**Request**:
Give the entries again, word for word.

**Dataset entries**:
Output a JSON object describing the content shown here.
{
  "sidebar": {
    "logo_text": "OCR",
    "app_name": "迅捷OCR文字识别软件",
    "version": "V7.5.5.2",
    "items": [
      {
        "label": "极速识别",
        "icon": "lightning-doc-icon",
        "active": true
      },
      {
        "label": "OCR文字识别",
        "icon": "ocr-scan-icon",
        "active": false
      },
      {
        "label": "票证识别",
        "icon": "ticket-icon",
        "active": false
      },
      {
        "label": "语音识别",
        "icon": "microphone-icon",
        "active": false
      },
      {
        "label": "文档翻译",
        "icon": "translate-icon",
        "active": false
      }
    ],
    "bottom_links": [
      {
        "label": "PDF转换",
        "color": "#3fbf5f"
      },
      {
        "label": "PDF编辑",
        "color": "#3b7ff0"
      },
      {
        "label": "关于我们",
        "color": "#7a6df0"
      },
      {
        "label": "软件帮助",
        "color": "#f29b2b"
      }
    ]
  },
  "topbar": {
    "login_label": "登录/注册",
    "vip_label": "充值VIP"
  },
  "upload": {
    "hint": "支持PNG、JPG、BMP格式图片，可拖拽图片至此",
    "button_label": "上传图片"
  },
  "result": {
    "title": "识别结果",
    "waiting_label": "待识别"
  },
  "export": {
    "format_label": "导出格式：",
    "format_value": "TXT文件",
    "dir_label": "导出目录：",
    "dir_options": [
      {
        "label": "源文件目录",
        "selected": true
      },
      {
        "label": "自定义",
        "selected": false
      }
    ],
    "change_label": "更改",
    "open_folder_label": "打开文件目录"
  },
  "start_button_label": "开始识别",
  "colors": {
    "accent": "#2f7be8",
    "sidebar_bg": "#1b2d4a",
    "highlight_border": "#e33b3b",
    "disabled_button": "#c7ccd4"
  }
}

**Solution to this exercise**:
Output a JSON object describing the content shown here.
{
  "sidebar": {
    "logo_text": "OCR",
    "app_name": "迅捷OCR文字识别软件",
    "version": "V7.5.5.2",
    "items": [
      {
        "label": "极速识别",
        "icon": "lightning-doc-icon",
        "active": true
      },
      {
        "label": "OCR文字识别",
        "icon": "ocr-scan-icon",
        "active": false
      },
      {
        "label": "票证识别",
        "icon": "ticket-icon",
        "active": false
      },
      {
        "label": "语音识别",
        "icon": "microphone-icon",
        "active": false
      },
      {
        "label": "文档翻译",
        "icon": "translate-icon",
        "active": false
      }
    ],
    "bottom_links": [
      {
        "label": "PDF转换",
        "color": "#3fbf5f"
      },
      {
        "label": "PDF编辑",
        "color": "#3b7ff0"
      },
      {
        "label": "关于我们",
        "color": "#7a6df0"
      },
      {
        "label": "软件帮助",
        "color": "#f29b2b"
      }
    ]
  },
  "topbar": {
    "login_label": "登录/注册",
    "vip_label": "充值VIP"
  },
  "upload": {
    "hint": "支持PNG、JPG、BMP格式图片，可拖拽图片至此",
    "button_label": "上传图片"
  },
  "result": {
    "title": "识别结果",
    "waiting_label": "待识别"
  },
  "export": {
    "format_label": "导出格式：",
    "format_value": "TXT文件",
    "dir_label": "导出目录：",
    "dir_options": [
      {
        "label": "源文件目录",
        "selected": true
      },
      {
        "label": "自定义",
        "selected": false
      }
    ],
    "change_label": "更改",
    "open_folder_label": "打开文件目录"
  },
  "start_button_label": "开始识别",
  "colors": {
    "accent": "#2f7be8",
    "sidebar_bg": "#1b2d4a",
    "highlight_border": "#e33b3b",
    "disabled_button": "#c7ccd4"
  }
}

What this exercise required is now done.